_What is expected_:
Copy each line exactly. Drop every picture.
>> Start Material shown
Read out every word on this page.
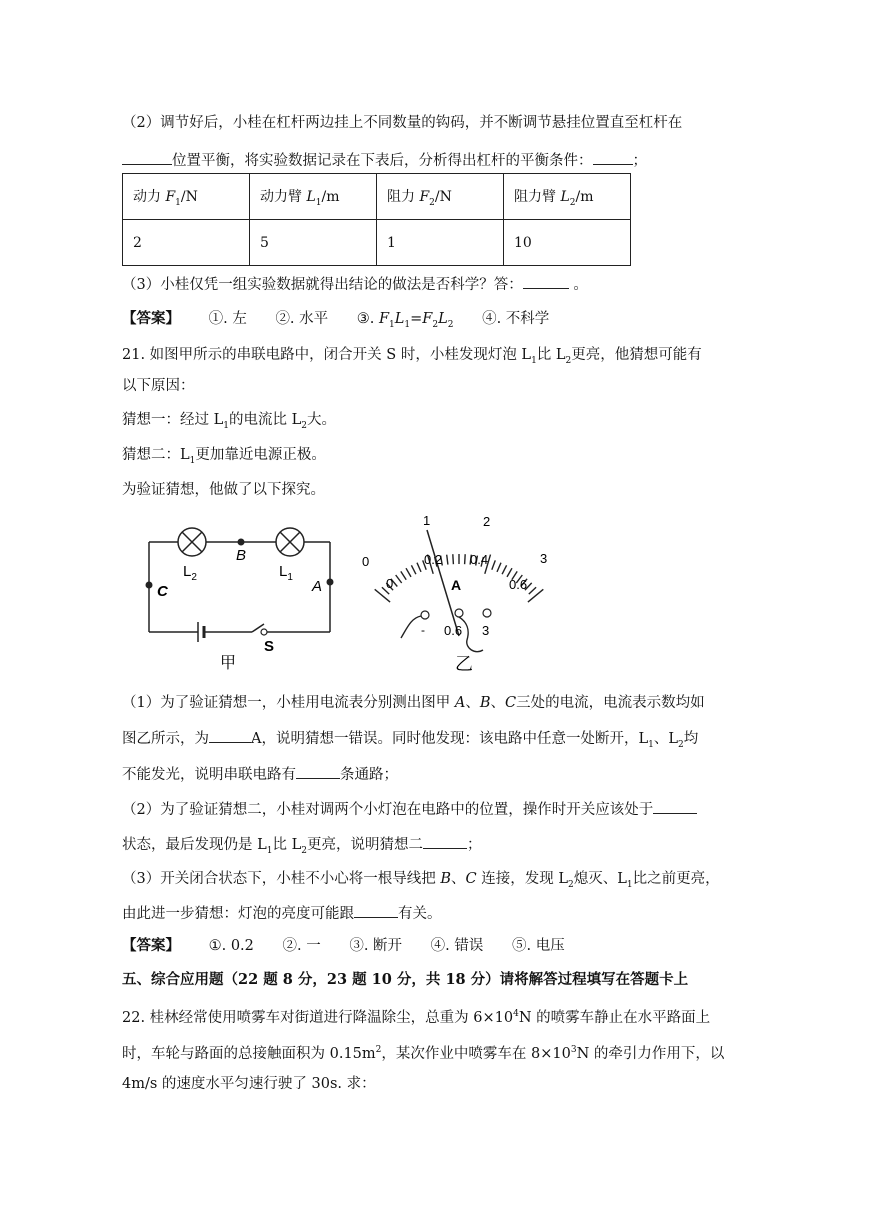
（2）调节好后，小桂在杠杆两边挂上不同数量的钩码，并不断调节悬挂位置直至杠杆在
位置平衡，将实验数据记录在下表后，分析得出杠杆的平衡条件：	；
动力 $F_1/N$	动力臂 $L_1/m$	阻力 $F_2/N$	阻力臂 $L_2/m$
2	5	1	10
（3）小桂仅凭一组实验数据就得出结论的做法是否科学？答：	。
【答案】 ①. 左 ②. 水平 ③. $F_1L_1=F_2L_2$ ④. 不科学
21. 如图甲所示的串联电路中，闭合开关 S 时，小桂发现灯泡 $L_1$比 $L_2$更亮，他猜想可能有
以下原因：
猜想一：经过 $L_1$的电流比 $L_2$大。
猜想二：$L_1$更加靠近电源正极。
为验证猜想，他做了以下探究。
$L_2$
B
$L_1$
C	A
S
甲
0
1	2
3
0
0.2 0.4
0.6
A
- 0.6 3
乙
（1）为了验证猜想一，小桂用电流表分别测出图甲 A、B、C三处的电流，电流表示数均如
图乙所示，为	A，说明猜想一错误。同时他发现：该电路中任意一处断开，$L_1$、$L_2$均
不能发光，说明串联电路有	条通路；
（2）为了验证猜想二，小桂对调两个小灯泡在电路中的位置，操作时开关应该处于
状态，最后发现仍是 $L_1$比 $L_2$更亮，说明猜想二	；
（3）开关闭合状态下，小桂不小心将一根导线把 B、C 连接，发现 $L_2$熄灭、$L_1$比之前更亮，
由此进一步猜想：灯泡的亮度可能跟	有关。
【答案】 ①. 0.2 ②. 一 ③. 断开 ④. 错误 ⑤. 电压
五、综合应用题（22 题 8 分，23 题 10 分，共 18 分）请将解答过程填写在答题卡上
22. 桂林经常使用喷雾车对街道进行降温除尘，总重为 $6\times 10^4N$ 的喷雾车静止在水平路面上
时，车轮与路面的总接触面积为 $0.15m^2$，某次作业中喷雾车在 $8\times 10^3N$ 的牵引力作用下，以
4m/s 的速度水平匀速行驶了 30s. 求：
>> End Material shown
_Exercise output_:
Read out every word on this page.
（2）调节好后，小桂在杠杆两边挂上不同数量的钩码，并不断调节悬挂位置直至杠杆在
位置平衡，将实验数据记录在下表后，分析得出杠杆的平衡条件：	；
动力 $F_1/N$	动力臂 $L_1/m$	阻力 $F_2/N$	阻力臂 $L_2/m$
2	5	1	10
（3）小桂仅凭一组实验数据就得出结论的做法是否科学？答：	。
【答案】 ①. 左 ②. 水平 ③. $F_1L_1=F_2L_2$ ④. 不科学
21. 如图甲所示的串联电路中，闭合开关 S 时，小桂发现灯泡 $L_1$比 $L_2$更亮，他猜想可能有
以下原因：
猜想一：经过 $L_1$的电流比 $L_2$大。
猜想二：$L_1$更加靠近电源正极。
为验证猜想，他做了以下探究。
$L_2$
B
$L_1$
C	A
S
甲
0
1	2
3
0
0.2 0.4
0.6
A
- 0.6 3
乙
（1）为了验证猜想一，小桂用电流表分别测出图甲 A、B、C三处的电流，电流表示数均如
图乙所示，为	A，说明猜想一错误。同时他发现：该电路中任意一处断开，$L_1$、$L_2$均
不能发光，说明串联电路有	条通路；
（2）为了验证猜想二，小桂对调两个小灯泡在电路中的位置，操作时开关应该处于
状态，最后发现仍是 $L_1$比 $L_2$更亮，说明猜想二	；
（3）开关闭合状态下，小桂不小心将一根导线把 B、C 连接，发现 $L_2$熄灭、$L_1$比之前更亮，
由此进一步猜想：灯泡的亮度可能跟	有关。
【答案】 ①. 0.2 ②. 一 ③. 断开 ④. 错误 ⑤. 电压
五、综合应用题（22 题 8 分，23 题 10 分，共 18 分）请将解答过程填写在答题卡上
22. 桂林经常使用喷雾车对街道进行降温除尘，总重为 $6\times 10^4N$ 的喷雾车静止在水平路面上
时，车轮与路面的总接触面积为 $0.15m^2$，某次作业中喷雾车在 $8\times 10^3N$ 的牵引力作用下，以
4m/s 的速度水平匀速行驶了 30s. 求：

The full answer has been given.